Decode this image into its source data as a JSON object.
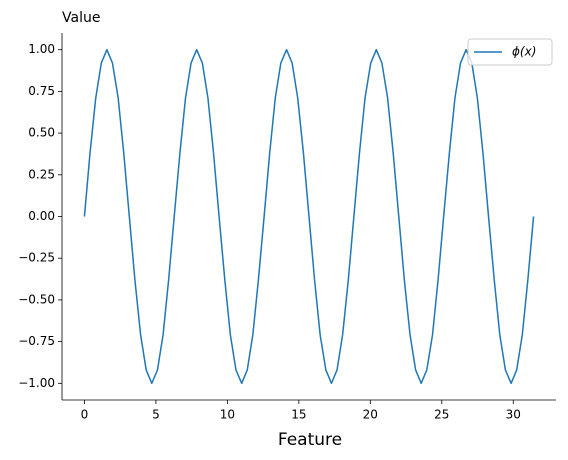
{
  "chart_data": {
    "type": "line",
    "title": "Value",
    "x_label": "Feature",
    "x": [
      0,
      0.39,
      0.79,
      1.18,
      1.57,
      1.96,
      2.36,
      2.75,
      3.14,
      3.53,
      3.93,
      4.32,
      4.71,
      5.11,
      5.5,
      5.89,
      6.28,
      6.68,
      7.07,
      7.46,
      7.85,
      8.25,
      8.64,
      9.03,
      9.42,
      9.82,
      10.21,
      10.6,
      11.0,
      11.39,
      11.78,
      12.17,
      12.57,
      12.96,
      13.35,
      13.74,
      14.14,
      14.53,
      14.92,
      15.32,
      15.71,
      16.1,
      16.49,
      16.89,
      17.28,
      17.67,
      18.06,
      18.46,
      18.85,
      19.24,
      19.63,
      20.03,
      20.42,
      20.81,
      21.21,
      21.6,
      21.99,
      22.38,
      22.78,
      23.17,
      23.56,
      23.95,
      24.35,
      24.74,
      25.13,
      25.53,
      25.92,
      26.31,
      26.7,
      27.1,
      27.49,
      27.88,
      28.27,
      28.67,
      29.06,
      29.45,
      29.85,
      30.24,
      30.63,
      31.02,
      31.42
    ],
    "series": [
      {
        "name": "ϕ(x)",
        "color": "#1f77b4",
        "values": [
          0,
          0.38,
          0.71,
          0.92,
          1,
          0.92,
          0.71,
          0.38,
          0,
          -0.38,
          -0.71,
          -0.92,
          -1,
          -0.92,
          -0.71,
          -0.38,
          0,
          0.38,
          0.71,
          0.92,
          1,
          0.92,
          0.71,
          0.38,
          0,
          -0.38,
          -0.71,
          -0.92,
          -1,
          -0.92,
          -0.71,
          -0.38,
          0,
          0.38,
          0.71,
          0.92,
          1,
          0.92,
          0.71,
          0.38,
          0,
          -0.38,
          -0.71,
          -0.92,
          -1,
          -0.92,
          -0.71,
          -0.38,
          0,
          0.38,
          0.71,
          0.92,
          1,
          0.92,
          0.71,
          0.38,
          0,
          -0.38,
          -0.71,
          -0.92,
          -1,
          -0.92,
          -0.71,
          -0.38,
          0,
          0.38,
          0.71,
          0.92,
          1,
          0.92,
          0.71,
          0.38,
          0,
          -0.38,
          -0.71,
          -0.92,
          -1,
          -0.92,
          -0.71,
          -0.38,
          0
        ]
      }
    ],
    "xlim": [
      -1.57,
      32.99
    ],
    "xticks": [
      0,
      5,
      10,
      15,
      20,
      25,
      30
    ],
    "ylim": [
      -1.1,
      1.1
    ],
    "yticks": [
      {
        "value": -1,
        "label": "−1.00"
      },
      {
        "value": -0.75,
        "label": "−0.75"
      },
      {
        "value": -0.5,
        "label": "−0.50"
      },
      {
        "value": -0.25,
        "label": "−0.25"
      },
      {
        "value": 0,
        "label": "0.00"
      },
      {
        "value": 0.25,
        "label": "0.25"
      },
      {
        "value": 0.5,
        "label": "0.50"
      },
      {
        "value": 0.75,
        "label": "0.75"
      },
      {
        "value": 1,
        "label": "1.00"
      }
    ],
    "legend": "upper right"
  }
}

**Request**: Retype every entry verbatim and exclude the pictures from the copy.

**Written answer**:
Decode this image into its source data as a JSON object.
{
  "chart_data": {
    "type": "line",
    "title": "Value",
    "x_label": "Feature",
    "x": [
      0,
      0.39,
      0.79,
      1.18,
      1.57,
      1.96,
      2.36,
      2.75,
      3.14,
      3.53,
      3.93,
      4.32,
      4.71,
      5.11,
      5.5,
      5.89,
      6.28,
      6.68,
      7.07,
      7.46,
      7.85,
      8.25,
      8.64,
      9.03,
      9.42,
      9.82,
      10.21,
      10.6,
      11.0,
      11.39,
      11.78,
      12.17,
      12.57,
      12.96,
      13.35,
      13.74,
      14.14,
      14.53,
      14.92,
      15.32,
      15.71,
      16.1,
      16.49,
      16.89,
      17.28,
      17.67,
      18.06,
      18.46,
      18.85,
      19.24,
      19.63,
      20.03,
      20.42,
      20.81,
      21.21,
      21.6,
      21.99,
      22.38,
      22.78,
      23.17,
      23.56,
      23.95,
      24.35,
      24.74,
      25.13,
      25.53,
      25.92,
      26.31,
      26.7,
      27.1,
      27.49,
      27.88,
      28.27,
      28.67,
      29.06,
      29.45,
      29.85,
      30.24,
      30.63,
      31.02,
      31.42
    ],
    "series": [
      {
        "name": "ϕ(x)",
        "color": "#1f77b4",
        "values": [
          0,
          0.38,
          0.71,
          0.92,
          1,
          0.92,
          0.71,
          0.38,
          0,
          -0.38,
          -0.71,
          -0.92,
          -1,
          -0.92,
          -0.71,
          -0.38,
          0,
          0.38,
          0.71,
          0.92,
          1,
          0.92,
          0.71,
          0.38,
          0,
          -0.38,
          -0.71,
          -0.92,
          -1,
          -0.92,
          -0.71,
          -0.38,
          0,
          0.38,
          0.71,
          0.92,
          1,
          0.92,
          0.71,
          0.38,
          0,
          -0.38,
          -0.71,
          -0.92,
          -1,
          -0.92,
          -0.71,
          -0.38,
          0,
          0.38,
          0.71,
          0.92,
          1,
          0.92,
          0.71,
          0.38,
          0,
          -0.38,
          -0.71,
          -0.92,
          -1,
          -0.92,
          -0.71,
          -0.38,
          0,
          0.38,
          0.71,
          0.92,
          1,
          0.92,
          0.71,
          0.38,
          0,
          -0.38,
          -0.71,
          -0.92,
          -1,
          -0.92,
          -0.71,
          -0.38,
          0
        ]
      }
    ],
    "xlim": [
      -1.57,
      32.99
    ],
    "xticks": [
      0,
      5,
      10,
      15,
      20,
      25,
      30
    ],
    "ylim": [
      -1.1,
      1.1
    ],
    "yticks": [
      {
        "value": -1,
        "label": "−1.00"
      },
      {
        "value": -0.75,
        "label": "−0.75"
      },
      {
        "value": -0.5,
        "label": "−0.50"
      },
      {
        "value": -0.25,
        "label": "−0.25"
      },
      {
        "value": 0,
        "label": "0.00"
      },
      {
        "value": 0.25,
        "label": "0.25"
      },
      {
        "value": 0.5,
        "label": "0.50"
      },
      {
        "value": 0.75,
        "label": "0.75"
      },
      {
        "value": 1,
        "label": "1.00"
      }
    ],
    "legend": "upper right"
  }
}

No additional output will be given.